## Task objective
Locate the lines where "IUserMapper" occurs and copy them as they stand.

## Listed records
-*-
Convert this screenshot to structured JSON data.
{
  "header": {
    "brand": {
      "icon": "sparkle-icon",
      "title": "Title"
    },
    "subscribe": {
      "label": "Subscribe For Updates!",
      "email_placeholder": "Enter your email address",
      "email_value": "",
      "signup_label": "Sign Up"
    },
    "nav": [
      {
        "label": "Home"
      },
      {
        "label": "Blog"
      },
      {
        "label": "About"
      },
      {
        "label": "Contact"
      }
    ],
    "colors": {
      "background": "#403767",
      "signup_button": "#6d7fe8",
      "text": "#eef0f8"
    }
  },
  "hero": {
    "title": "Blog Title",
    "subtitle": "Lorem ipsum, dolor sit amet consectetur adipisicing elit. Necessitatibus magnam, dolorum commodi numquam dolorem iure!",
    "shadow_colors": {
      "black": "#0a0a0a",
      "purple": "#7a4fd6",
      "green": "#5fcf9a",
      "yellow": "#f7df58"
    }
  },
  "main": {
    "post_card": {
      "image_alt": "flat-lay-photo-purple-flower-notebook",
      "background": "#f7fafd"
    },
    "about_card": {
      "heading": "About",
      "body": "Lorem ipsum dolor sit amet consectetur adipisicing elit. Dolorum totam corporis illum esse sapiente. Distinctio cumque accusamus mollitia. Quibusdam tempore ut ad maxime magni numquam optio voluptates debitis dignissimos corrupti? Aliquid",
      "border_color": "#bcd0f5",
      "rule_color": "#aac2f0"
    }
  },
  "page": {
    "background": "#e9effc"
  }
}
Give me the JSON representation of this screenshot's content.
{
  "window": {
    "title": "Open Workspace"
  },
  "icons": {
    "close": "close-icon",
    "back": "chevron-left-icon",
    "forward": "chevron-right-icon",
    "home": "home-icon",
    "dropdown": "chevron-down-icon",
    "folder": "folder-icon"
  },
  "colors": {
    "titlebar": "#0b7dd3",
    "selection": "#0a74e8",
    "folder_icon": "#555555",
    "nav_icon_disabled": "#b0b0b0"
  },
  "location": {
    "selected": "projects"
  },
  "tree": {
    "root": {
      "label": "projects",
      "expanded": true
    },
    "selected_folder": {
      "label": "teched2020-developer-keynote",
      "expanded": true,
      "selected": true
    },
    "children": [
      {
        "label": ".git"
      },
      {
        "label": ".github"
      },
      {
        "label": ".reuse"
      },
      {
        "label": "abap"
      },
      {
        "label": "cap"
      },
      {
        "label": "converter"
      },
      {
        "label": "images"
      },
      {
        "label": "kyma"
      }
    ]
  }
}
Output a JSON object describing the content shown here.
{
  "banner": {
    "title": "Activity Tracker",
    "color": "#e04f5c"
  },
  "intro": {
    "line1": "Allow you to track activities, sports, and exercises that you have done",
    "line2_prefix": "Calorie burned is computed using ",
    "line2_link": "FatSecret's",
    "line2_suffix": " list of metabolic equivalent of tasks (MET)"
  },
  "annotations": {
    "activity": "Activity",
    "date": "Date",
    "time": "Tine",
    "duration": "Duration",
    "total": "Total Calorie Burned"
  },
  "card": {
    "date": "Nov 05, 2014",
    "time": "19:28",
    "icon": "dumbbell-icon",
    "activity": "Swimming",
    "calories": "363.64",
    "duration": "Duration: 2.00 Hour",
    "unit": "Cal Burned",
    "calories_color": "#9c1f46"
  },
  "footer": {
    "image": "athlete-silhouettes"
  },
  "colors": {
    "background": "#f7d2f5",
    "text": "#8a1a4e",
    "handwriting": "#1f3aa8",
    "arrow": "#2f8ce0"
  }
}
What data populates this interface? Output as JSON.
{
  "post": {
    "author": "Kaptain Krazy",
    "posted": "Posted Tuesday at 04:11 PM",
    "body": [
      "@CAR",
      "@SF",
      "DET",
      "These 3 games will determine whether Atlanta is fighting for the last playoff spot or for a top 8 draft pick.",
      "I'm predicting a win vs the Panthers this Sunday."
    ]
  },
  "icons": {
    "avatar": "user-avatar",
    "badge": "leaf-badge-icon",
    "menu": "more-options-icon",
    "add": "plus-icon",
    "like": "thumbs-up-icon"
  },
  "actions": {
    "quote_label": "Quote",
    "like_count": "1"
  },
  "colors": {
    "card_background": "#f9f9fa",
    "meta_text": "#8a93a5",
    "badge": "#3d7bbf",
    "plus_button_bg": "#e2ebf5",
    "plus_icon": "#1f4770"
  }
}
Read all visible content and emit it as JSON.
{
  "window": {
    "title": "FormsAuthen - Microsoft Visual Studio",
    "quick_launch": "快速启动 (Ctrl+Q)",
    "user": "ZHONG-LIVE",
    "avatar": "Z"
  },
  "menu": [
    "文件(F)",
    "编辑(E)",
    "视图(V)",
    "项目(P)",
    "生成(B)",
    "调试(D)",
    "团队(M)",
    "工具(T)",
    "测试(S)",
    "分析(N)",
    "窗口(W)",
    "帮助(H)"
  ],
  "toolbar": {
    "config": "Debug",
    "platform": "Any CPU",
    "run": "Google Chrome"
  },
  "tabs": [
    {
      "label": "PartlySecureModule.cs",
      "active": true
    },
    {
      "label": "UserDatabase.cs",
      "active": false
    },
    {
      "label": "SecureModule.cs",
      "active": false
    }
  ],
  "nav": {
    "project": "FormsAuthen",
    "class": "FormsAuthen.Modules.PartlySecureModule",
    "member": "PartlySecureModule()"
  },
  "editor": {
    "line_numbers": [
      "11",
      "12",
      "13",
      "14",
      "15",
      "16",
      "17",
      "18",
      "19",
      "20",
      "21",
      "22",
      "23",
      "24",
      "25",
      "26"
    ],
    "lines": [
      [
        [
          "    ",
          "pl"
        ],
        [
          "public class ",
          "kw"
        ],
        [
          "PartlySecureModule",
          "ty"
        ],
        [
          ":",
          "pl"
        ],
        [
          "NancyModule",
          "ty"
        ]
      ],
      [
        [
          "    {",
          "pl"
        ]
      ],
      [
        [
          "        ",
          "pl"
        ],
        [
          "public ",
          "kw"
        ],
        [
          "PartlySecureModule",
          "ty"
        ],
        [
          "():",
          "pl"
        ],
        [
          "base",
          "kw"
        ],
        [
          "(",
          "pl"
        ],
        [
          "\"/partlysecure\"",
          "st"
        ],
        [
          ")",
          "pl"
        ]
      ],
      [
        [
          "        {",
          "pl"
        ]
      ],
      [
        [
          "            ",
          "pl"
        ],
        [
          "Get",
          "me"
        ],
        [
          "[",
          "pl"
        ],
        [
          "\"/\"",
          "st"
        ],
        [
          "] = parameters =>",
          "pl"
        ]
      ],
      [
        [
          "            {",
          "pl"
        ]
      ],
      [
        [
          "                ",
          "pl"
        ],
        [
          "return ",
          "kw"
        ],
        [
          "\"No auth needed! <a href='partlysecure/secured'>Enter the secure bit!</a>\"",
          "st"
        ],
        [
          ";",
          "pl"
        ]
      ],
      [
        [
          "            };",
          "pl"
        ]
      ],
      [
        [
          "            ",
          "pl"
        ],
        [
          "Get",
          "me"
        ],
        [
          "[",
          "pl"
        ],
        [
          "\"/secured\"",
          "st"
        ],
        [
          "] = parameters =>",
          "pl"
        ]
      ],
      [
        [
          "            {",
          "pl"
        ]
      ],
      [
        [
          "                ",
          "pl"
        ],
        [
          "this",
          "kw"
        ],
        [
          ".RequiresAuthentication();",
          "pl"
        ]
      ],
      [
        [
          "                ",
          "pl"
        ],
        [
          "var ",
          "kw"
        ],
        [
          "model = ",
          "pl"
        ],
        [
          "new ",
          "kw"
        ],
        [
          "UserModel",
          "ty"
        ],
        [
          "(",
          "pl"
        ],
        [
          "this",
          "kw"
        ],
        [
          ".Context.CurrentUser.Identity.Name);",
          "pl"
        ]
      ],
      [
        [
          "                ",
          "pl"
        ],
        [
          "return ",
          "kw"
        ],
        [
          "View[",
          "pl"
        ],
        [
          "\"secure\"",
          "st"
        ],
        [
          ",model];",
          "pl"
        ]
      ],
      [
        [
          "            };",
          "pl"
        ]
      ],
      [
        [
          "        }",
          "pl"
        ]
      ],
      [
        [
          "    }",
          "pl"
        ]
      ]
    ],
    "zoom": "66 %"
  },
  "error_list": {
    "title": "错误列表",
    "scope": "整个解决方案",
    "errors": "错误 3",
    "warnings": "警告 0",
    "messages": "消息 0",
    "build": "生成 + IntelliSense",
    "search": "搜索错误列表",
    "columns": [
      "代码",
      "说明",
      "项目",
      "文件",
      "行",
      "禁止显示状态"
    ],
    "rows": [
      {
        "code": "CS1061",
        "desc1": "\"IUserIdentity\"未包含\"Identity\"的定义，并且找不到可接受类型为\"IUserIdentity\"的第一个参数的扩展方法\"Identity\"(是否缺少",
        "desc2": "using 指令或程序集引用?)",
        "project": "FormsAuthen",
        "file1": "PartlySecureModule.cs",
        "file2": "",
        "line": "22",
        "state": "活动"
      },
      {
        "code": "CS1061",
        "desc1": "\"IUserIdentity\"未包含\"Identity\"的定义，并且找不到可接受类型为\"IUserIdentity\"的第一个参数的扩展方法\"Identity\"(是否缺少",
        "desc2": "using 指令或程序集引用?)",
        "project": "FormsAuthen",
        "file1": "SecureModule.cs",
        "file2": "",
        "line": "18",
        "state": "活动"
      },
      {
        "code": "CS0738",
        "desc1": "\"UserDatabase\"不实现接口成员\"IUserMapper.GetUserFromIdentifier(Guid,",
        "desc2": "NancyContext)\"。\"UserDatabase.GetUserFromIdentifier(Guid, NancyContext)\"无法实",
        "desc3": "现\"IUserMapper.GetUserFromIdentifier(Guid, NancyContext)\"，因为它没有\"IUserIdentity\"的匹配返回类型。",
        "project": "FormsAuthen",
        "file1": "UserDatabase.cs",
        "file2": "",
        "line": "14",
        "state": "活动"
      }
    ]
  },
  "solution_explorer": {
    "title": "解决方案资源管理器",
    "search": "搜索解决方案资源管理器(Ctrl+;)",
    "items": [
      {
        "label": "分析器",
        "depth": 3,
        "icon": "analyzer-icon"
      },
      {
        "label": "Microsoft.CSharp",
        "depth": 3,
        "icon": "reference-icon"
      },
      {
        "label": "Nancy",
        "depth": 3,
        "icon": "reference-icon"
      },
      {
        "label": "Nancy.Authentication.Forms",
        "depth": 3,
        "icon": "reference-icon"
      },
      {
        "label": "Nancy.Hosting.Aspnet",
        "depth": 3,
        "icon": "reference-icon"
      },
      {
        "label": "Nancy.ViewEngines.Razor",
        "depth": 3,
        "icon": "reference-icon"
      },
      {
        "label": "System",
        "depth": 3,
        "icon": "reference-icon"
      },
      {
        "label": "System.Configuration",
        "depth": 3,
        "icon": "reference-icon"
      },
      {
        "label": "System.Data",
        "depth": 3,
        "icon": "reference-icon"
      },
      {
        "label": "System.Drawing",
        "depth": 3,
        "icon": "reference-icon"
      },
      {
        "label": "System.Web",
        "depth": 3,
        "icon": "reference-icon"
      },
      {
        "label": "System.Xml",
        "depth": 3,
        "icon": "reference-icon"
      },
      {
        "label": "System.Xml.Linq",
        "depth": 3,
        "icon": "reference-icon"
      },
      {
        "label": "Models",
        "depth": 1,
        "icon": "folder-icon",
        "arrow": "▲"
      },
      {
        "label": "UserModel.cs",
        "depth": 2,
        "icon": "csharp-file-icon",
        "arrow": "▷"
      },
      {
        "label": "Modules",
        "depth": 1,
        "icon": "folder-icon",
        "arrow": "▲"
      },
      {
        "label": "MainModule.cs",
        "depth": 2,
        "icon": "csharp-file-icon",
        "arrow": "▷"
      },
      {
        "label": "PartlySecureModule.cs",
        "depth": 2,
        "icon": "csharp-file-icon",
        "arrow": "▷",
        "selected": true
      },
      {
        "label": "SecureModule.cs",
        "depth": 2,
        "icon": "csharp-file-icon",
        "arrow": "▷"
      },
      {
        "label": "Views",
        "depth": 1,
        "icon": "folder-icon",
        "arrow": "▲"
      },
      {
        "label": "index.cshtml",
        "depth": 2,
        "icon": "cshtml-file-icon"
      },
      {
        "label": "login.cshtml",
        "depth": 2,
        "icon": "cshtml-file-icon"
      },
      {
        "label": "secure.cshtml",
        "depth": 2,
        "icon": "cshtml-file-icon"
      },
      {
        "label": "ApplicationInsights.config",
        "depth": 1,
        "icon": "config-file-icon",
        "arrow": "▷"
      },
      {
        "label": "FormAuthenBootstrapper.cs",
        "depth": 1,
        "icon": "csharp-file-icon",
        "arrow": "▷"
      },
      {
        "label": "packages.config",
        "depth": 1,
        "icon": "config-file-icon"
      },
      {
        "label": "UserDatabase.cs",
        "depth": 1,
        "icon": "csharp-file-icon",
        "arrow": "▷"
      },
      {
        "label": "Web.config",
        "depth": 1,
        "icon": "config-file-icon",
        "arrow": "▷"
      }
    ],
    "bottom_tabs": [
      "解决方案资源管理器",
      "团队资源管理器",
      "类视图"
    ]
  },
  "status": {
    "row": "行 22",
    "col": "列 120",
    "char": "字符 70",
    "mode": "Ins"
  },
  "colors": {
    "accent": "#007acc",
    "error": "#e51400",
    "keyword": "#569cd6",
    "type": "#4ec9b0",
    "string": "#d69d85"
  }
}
-*-
## Full response
        "desc1": "\"UserDatabase\"不实现接口成员\"IUserMapper.GetUserFromIdentifier(Guid,",
        "desc3": "现\"IUserMapper.GetUserFromIdentifier(Guid, NancyContext)\"，因为它没有\"IUserIdentity\"的匹配返回类型。",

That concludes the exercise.